| Text block |
** begin **
The seismic profile of the south Indian shield runs across two intracontinental rift systems, the Dharmapuri rift and the Palghat-Cauvery rift zone. The prominent LVL in the 4-layered velocity structure; the long wavelength Bouguer gravity anomalies and the magnetic and electrical conductivity crustal layering now identified may be primarily due to an intrinsically lighter transformed lithosphere resulting from the penetrative magmatic and hydrothermal interaction driven by the hot mantle below. Considering the long wavelength of the negative anomalies, a possibly lighter lithospheric mantle is indicated which may result by interaction with several fluids either of crustal origin or mantle origin that have been activated necessarily by the thermal regime of the mantle. The sequential magmatic episodes indicate that the thermal regime migrated from the Dharwar craton in the north around 2500 Ma to the south over the rest of the Proterozoic. The predominant impress of the Pan-African orogeny along the southern and SW tip of the shield (in Kerala) is, therefore, a consequence of the migration of the mantle thermal regime.
** end **
| Set task 1 |
List the geophysical observations that the passage on the south Indian shield says may be primarily due to an intrinsically lighter transformed lithosphere.
| Set task 2 |
From the entries, copy out the lines starting at the one that contains "text-line: 转而生厌恨，厌恨生成则缠诉不休上访不止，司法公信力在老 xyxy=(130,233,830,260)" and ending after the one that contains "text-line: 结合案件事实逻严密清楚明白加以阐释，明之以法，寓教于判。 xyxy=(130,392,830,419)".
The passage above and the entries that follow have no connection to each other.

Item position entries:
** begin **
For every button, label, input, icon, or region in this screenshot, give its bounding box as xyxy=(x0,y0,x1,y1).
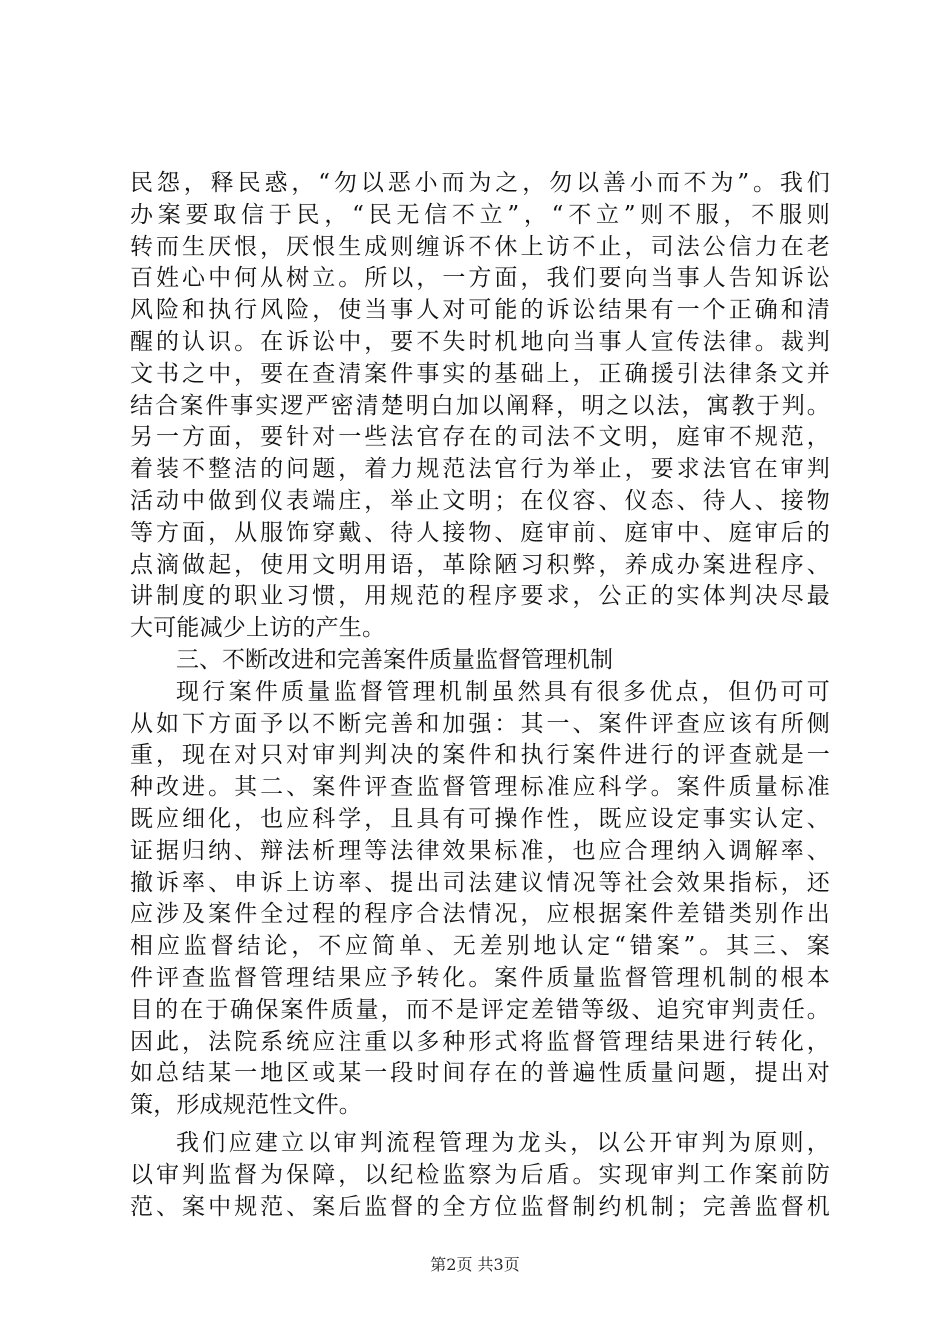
text-line: 转而生厌恨，厌恨生成则缠诉不休上访不止，司法公信力在老 xyxy=(130,233,830,260)
text-line: 撤诉率、申诉上访率、提出司法建议情况等社会效果指标，还 xyxy=(130,869,830,896)
paragraph-1 xyxy=(130,168,830,645)
page-number-footer: 第2页 共3页 xyxy=(430,1255,520,1274)
text-line: 结合案件事实逻严密清楚明白加以阐释，明之以法，寓教于判。 xyxy=(130,392,830,419)
text-line: 既应细化，也应科学，且具有可操作性，既应设定事实认定、 xyxy=(130,805,830,832)
text-line: 活动中做到仪表端庄，举止文明；在仪容、仪态、待人、接物 xyxy=(130,487,830,514)
text-line: 等方面，从服饰穿戴、待人接物、庭审前、庭审中、庭审后的 xyxy=(130,519,830,546)
paragraph-2 xyxy=(130,677,830,1122)
text-line: 重，现在对只对审判判决的案件和执行案件进行的评查就是一 xyxy=(130,742,830,769)
text-line: 另一方面，要针对一些法官存在的司法不文明，庭审不规范， xyxy=(130,424,830,451)
text-line: 种改进。其二、案件评查监督管理标准应科学。案件质量标准 xyxy=(130,774,830,801)
text-line: 策，形成规范性文件。 xyxy=(130,1092,362,1119)
text-line: 着装不整洁的问题，着力规范法官行为举止，要求法官在审判 xyxy=(130,456,830,483)
text-line: 如总结某一地区或某一段时间存在的普遍性质量问题，提出对 xyxy=(130,1060,830,1087)
text-line: 现行案件质量监督管理机制虽然具有很多优点，但仍可可 xyxy=(176,678,830,705)
text-line: 风险和执行风险，使当事人对可能的诉讼结果有一个正确和清 xyxy=(130,297,830,324)
text-line: 以审判监督为保障，以纪检监察为后盾。实现审判工作案前防 xyxy=(130,1161,830,1188)
document-body xyxy=(130,168,830,1223)
text-line: 百姓心中何从树立。所以，一方面，我们要向当事人告知诉讼 xyxy=(130,265,830,292)
text-line: 证据归纳、辩法析理等法律效果标准，也应合理纳入调解率、 xyxy=(130,837,830,864)
text-line: 相应监督结论，不应简单、无差别地认定“错案”。其三、案 xyxy=(130,933,830,960)
text-line: 我们应建立以审判流程管理为龙头，以公开审判为原则， xyxy=(176,1129,830,1156)
text-line: 件评查监督管理结果应予转化。案件质量监督管理机制的根本 xyxy=(130,964,830,991)
text-line: 范、案中规范、案后监督的全方位监督制约机制；完善监督机 xyxy=(130,1193,830,1220)
text-line: 醒的认识。在诉讼中，要不失时机地向当事人宣传法律。裁判 xyxy=(130,328,830,355)
text-line: 民怨，释民惑，“勿以恶小而为之，勿以善小而不为”。我们 xyxy=(130,170,830,196)
text-line: 应涉及案件全过程的程序合法情况，应根据案件差错类别作出 xyxy=(130,901,830,928)
text-line: 文书之中，要在查清案件事实的基础上，正确援引法律条文并 xyxy=(130,360,830,387)
text-line: 办案要取信于民，“民无信不立”，“不立”则不服，不服则 xyxy=(130,201,830,228)
text-line: 大可能减少上访的产生。 xyxy=(130,615,386,642)
text-line: 点滴做起，使用文明用语，革除陋习积弊，养成办案进程序、 xyxy=(130,551,830,578)
text-line: 因此，法院系统应注重以多种形式将监督管理结果进行转化， xyxy=(130,1028,830,1055)
text-line: 讲制度的职业习惯，用规范的程序要求，公正的实体判决尽最 xyxy=(130,583,830,610)
section-heading: 三、不断改进和完善案件质量监督管理机制 xyxy=(176,646,613,673)
paragraph-3 xyxy=(130,1128,830,1223)
text-line: 目的在于确保案件质量，而不是评定差错等级、追究审判责任。 xyxy=(130,996,830,1023)
text-line: 从如下方面予以不断完善和加强：其一、案件评查应该有所侧 xyxy=(130,710,830,737)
** end **
| Exercise result 1 |
- The prominent LVL in the 4-layered velocity structure
- The long wavelength Bouguer gravity anomalies
- The magnetic and electrical conductivity crustal layering

| Exercise result 2 |
text-line: 转而生厌恨，厌恨生成则缠诉不休上访不止，司法公信力在老 xyxy=(130,233,830,260)
text-line: 撤诉率、申诉上访率、提出司法建议情况等社会效果指标，还 xyxy=(130,869,830,896)
paragraph-1 xyxy=(130,168,830,645)
page-number-footer: 第2页 共3页 xyxy=(430,1255,520,1274)
text-line: 结合案件事实逻严密清楚明白加以阐释，明之以法，寓教于判。 xyxy=(130,392,830,419)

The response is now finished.